------ ОТРЫВОК ТЕКСТА

Я же смотрела европейское MTV по телевизору. Благодаря упрямству одиннадцатилетки я безостановочно смотрела MTV. Я была обязана следить за детьми каждый день и практически каждый вечер. Я не могла присесть на мою крошечную постель ни на мгновение: младший мальчик был особенно капризным и хотел, чтобы я проводила с ним каждую минуту и читала ему сказки или играла в игры, или приносила ему еду. Я могла отлучиться в туалет, но на этом мое личное время заканчивалось. Европейская попса, доносившаяся из телевизора, была просто ужасной, а происходившее на экране выглядело настолько безвкусным, что расслабиться у меня не вышло бы даже при большом желании.
Но я так хотела влюбиться в Париж. Я старалась сделать это изо всех сил.

------------
------ ПОКАЗАННЫЕ ЗАПИСИ

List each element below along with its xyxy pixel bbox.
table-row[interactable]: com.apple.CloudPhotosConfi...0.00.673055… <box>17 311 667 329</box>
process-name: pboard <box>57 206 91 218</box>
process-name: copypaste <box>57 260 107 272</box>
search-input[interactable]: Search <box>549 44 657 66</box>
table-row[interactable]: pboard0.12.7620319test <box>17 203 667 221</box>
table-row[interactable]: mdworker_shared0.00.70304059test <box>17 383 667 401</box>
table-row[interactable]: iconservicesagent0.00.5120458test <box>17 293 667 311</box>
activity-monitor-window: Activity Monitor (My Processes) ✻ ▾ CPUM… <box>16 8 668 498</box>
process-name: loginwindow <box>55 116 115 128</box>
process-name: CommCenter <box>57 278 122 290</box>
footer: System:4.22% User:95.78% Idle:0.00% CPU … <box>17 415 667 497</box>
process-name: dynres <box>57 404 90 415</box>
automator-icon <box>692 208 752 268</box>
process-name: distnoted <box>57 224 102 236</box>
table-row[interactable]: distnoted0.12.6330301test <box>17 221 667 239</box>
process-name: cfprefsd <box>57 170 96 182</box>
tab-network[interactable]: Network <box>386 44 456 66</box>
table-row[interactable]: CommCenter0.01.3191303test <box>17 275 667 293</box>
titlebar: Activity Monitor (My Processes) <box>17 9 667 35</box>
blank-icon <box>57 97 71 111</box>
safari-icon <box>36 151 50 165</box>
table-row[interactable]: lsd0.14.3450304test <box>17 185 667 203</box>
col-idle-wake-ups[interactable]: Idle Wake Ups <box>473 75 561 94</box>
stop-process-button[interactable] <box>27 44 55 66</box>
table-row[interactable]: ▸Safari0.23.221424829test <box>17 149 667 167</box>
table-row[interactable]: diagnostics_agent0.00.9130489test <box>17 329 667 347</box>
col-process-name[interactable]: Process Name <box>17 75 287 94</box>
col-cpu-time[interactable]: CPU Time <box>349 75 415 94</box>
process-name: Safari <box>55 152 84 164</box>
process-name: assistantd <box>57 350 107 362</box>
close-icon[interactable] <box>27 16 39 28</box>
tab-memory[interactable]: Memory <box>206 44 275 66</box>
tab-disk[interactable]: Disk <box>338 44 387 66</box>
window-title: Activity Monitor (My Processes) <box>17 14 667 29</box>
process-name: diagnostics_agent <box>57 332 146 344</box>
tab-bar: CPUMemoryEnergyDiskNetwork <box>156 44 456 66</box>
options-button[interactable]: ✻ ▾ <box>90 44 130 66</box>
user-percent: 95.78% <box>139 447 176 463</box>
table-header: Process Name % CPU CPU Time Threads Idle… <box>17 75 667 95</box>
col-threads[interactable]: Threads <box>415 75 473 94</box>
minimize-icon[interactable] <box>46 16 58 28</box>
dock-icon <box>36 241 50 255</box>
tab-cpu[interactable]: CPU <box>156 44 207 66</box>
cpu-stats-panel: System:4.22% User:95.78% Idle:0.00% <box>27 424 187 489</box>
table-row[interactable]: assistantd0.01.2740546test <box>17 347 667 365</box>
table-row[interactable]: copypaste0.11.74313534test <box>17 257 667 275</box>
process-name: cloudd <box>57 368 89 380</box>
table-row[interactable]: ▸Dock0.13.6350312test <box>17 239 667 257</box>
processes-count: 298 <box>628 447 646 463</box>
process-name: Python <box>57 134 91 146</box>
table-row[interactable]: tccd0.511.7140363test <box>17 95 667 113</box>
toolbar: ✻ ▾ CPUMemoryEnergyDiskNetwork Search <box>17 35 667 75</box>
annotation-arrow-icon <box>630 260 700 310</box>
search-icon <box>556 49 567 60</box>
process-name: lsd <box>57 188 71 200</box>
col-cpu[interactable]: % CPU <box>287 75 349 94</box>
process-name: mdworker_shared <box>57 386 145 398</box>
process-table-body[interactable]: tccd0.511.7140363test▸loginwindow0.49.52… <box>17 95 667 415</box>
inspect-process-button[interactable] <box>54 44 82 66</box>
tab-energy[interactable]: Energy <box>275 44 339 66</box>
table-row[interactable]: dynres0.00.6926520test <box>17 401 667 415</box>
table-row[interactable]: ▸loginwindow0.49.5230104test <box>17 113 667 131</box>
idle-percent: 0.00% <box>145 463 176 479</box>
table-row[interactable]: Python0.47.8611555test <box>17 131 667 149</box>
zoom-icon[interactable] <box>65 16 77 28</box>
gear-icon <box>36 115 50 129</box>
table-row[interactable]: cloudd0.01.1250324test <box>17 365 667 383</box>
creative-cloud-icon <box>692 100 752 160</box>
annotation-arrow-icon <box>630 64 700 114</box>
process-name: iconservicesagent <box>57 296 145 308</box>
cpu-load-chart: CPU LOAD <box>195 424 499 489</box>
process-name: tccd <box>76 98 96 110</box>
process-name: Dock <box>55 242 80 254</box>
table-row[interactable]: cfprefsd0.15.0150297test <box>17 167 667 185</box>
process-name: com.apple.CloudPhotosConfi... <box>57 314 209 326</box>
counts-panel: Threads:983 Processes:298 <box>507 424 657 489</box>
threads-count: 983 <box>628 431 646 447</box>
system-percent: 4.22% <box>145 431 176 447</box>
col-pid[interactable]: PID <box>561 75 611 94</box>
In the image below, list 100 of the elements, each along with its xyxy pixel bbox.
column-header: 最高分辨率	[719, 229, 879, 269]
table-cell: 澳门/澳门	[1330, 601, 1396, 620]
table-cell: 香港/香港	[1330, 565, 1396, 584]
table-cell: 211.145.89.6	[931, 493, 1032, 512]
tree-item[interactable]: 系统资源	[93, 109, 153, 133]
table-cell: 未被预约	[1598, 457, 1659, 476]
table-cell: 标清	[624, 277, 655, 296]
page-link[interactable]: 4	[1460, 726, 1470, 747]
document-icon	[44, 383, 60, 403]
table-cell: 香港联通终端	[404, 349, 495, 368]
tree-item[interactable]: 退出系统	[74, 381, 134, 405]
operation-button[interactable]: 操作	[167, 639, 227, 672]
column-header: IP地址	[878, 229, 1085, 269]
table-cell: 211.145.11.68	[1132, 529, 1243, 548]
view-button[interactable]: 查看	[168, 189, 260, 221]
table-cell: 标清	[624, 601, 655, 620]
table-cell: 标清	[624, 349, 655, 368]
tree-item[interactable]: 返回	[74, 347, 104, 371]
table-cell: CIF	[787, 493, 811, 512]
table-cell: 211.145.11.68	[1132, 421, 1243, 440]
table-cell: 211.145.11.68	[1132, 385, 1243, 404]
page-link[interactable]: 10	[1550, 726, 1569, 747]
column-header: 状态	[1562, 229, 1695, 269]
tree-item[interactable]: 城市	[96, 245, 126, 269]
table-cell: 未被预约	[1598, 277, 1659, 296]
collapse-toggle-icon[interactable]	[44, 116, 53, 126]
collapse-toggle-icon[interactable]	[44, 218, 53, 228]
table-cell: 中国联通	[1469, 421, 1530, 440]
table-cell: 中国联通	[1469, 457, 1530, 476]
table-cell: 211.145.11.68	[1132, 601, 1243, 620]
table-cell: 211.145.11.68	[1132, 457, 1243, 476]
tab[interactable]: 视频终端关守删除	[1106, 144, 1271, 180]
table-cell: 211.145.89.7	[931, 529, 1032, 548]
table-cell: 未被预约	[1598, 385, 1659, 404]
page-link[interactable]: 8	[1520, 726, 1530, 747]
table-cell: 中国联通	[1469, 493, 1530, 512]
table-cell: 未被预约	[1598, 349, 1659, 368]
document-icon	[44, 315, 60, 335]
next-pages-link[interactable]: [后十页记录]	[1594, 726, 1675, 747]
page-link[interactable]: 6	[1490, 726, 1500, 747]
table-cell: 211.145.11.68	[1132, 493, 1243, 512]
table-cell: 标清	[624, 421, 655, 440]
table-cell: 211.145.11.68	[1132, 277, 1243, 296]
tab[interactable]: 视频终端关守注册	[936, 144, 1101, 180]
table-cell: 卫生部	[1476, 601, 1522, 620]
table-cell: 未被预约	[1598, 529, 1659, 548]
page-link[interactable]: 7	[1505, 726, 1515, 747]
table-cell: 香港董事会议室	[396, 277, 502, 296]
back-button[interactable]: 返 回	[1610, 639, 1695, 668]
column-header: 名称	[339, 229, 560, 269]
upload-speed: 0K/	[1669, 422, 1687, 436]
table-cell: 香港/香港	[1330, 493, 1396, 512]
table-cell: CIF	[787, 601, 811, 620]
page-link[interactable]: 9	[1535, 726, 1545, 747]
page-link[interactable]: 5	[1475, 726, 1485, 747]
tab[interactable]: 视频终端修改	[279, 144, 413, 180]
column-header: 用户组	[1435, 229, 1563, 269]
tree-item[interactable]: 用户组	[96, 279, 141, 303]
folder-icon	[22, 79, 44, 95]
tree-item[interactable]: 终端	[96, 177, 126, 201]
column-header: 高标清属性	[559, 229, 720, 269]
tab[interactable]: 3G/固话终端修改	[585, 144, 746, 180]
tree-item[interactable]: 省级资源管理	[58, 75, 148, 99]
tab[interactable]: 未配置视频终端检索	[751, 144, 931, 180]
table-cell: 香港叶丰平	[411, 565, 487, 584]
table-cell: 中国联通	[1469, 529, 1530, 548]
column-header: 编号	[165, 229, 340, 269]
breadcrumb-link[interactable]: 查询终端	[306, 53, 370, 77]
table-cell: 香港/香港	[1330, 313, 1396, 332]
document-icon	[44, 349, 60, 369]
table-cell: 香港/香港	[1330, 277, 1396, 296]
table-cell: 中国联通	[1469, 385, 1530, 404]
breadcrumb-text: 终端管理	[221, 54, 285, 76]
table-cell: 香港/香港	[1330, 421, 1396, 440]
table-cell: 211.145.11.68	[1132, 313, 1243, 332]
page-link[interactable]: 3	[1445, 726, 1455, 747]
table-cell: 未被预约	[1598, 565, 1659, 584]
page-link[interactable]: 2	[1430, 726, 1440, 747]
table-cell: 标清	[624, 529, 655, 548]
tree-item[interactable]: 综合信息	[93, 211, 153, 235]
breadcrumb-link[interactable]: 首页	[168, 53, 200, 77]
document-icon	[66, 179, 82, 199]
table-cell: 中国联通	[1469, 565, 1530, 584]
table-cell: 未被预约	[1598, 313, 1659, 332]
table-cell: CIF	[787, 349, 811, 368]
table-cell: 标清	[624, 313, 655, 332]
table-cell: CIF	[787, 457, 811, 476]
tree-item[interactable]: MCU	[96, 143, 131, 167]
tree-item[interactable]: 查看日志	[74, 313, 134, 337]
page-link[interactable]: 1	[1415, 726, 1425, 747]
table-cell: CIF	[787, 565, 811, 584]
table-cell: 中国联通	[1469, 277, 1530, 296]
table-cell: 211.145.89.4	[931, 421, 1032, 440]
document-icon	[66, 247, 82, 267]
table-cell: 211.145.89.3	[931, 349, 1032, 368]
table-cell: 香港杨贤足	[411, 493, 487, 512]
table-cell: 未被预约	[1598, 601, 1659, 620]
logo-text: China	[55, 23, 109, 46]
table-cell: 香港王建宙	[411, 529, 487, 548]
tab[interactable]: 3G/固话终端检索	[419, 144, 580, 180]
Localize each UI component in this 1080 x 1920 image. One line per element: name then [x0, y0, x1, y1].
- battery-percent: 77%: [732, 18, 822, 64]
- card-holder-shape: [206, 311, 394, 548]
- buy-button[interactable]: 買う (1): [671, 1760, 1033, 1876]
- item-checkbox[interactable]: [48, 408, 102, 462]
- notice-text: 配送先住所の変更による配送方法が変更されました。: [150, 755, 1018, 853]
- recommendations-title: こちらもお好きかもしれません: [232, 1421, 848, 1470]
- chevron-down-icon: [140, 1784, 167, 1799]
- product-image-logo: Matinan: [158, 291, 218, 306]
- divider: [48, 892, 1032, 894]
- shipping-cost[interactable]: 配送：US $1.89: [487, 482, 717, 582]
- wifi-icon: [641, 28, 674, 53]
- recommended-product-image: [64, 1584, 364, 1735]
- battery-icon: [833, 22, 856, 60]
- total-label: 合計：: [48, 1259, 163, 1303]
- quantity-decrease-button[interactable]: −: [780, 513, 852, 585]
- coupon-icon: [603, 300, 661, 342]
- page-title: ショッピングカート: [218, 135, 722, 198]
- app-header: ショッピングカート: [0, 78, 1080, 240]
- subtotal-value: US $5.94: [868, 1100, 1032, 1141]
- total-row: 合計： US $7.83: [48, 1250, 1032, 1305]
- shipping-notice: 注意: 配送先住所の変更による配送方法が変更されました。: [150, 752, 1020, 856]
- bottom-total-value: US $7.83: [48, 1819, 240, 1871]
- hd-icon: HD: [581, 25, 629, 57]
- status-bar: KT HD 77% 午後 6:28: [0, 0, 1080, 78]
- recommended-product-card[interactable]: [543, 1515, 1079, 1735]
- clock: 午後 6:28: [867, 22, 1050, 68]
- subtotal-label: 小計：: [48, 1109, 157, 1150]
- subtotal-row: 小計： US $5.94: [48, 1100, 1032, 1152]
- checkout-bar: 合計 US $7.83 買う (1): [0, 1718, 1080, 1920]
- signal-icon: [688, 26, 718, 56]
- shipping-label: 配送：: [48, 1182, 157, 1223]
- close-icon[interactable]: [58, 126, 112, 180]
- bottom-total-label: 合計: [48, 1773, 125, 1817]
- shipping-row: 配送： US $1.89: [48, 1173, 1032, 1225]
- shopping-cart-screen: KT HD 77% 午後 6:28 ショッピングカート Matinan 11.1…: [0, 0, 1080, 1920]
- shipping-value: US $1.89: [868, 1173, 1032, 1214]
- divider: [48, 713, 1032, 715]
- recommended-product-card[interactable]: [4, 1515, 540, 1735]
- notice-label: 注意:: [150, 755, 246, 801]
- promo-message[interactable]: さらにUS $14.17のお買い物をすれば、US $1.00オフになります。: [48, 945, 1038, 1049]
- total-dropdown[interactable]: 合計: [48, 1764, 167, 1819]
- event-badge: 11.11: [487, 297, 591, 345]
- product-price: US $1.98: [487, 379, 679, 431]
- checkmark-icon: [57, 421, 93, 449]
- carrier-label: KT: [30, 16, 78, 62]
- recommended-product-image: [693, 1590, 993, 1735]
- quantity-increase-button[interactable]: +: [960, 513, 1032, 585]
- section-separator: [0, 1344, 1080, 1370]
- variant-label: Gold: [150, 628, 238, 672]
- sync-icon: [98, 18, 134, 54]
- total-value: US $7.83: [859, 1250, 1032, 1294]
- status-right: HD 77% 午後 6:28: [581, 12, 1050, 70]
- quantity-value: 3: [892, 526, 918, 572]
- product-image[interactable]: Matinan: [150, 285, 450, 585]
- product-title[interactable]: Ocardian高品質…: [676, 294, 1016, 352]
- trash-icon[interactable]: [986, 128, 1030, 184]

------------

--- ЗАДАНИЕ A ---
Переведите на английский это предложение из отрывка о Париже: «Я могла отлучиться в туалет, но на этом мое личное время заканчивалось.»
--- ЗАДАНИЕ B ---
Продолжите отрывок о Париже и присмотре за детьми, начав сразу после его последнего предложения.

--- ОЖИДАЕМЫЙ ОТВЕТ A ---
I could step away to the bathroom, but that was where my personal time ended.

--- ОЖИДАЕМЫЙ ОТВЕТ B ---
– Эй, ребята, не хотите прогуляться? – молчание было мне ответом.
– Как насчет музея? – Мой одиннадцатилетний подопечный усмехнулся, не отрывая глаз от экрана.
– Кто-нибудь хочет блинчики? Я видела симпатичное кафе на соседней улице.
Младший брат начал натягивать ботинки. Старший пожал плечами и выключил телевизор.
– Ладно, звучит неплохо. А после блинчиков мы поищем площадку для баскетбола, хорошо?
Блинчики спасли мою поездку в Париж.